DESCRIPTION OF THE TASK
The entries below are to be transcribed in full, without their images.

DATA RECORDS
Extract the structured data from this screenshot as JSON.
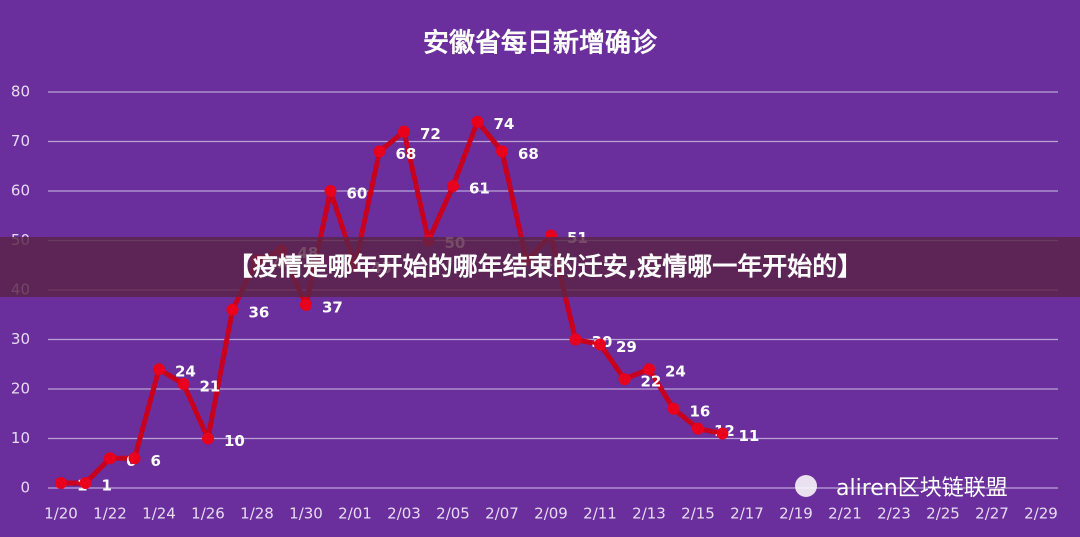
{
  "chart_data": {
    "type": "line",
    "title": "安徽省每日新增确诊",
    "categories": [
      "1/20",
      null,
      "1/22",
      null,
      "1/24",
      null,
      "1/26",
      null,
      "1/28",
      null,
      "1/30",
      null,
      "2/01",
      null,
      "2/03",
      null,
      "2/05",
      null,
      "2/07",
      null,
      "2/09",
      null,
      "2/11",
      null,
      "2/13",
      null,
      "2/15",
      null,
      "2/17",
      null,
      "2/19",
      null,
      "2/21",
      null,
      "2/23",
      null,
      "2/25",
      null,
      "2/27",
      null,
      "2/29"
    ],
    "series": [
      {
        "name": "新增确诊",
        "color": "#c8001e",
        "values": [
          1,
          1,
          6,
          6,
          24,
          21,
          10,
          36,
          46,
          48,
          37,
          60,
          45,
          68,
          72,
          50,
          61,
          74,
          68,
          46,
          51,
          30,
          29,
          22,
          24,
          16,
          12,
          11,
          null,
          null,
          null,
          null,
          null,
          null,
          null,
          null,
          null,
          null,
          null,
          null,
          null
        ]
      }
    ],
    "ylim": [
      0,
      80
    ],
    "yticks": [
      0,
      10,
      20,
      30,
      40,
      50,
      60,
      70,
      80
    ],
    "grid": true,
    "banner": "【疫情是哪年开始的哪年结束的迁安,疫情哪一年开始的】",
    "watermark": "aliren区块链联盟"
  }
}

COMPLETE RESPONSE
Extract the structured data from this screenshot as JSON.
{
  "chart_data": {
    "type": "line",
    "title": "安徽省每日新增确诊",
    "categories": [
      "1/20",
      null,
      "1/22",
      null,
      "1/24",
      null,
      "1/26",
      null,
      "1/28",
      null,
      "1/30",
      null,
      "2/01",
      null,
      "2/03",
      null,
      "2/05",
      null,
      "2/07",
      null,
      "2/09",
      null,
      "2/11",
      null,
      "2/13",
      null,
      "2/15",
      null,
      "2/17",
      null,
      "2/19",
      null,
      "2/21",
      null,
      "2/23",
      null,
      "2/25",
      null,
      "2/27",
      null,
      "2/29"
    ],
    "series": [
      {
        "name": "新增确诊",
        "color": "#c8001e",
        "values": [
          1,
          1,
          6,
          6,
          24,
          21,
          10,
          36,
          46,
          48,
          37,
          60,
          45,
          68,
          72,
          50,
          61,
          74,
          68,
          46,
          51,
          30,
          29,
          22,
          24,
          16,
          12,
          11,
          null,
          null,
          null,
          null,
          null,
          null,
          null,
          null,
          null,
          null,
          null,
          null,
          null
        ]
      }
    ],
    "ylim": [
      0,
      80
    ],
    "yticks": [
      0,
      10,
      20,
      30,
      40,
      50,
      60,
      70,
      80
    ],
    "grid": true,
    "banner": "【疫情是哪年开始的哪年结束的迁安,疫情哪一年开始的】",
    "watermark": "aliren区块链联盟"
  }
}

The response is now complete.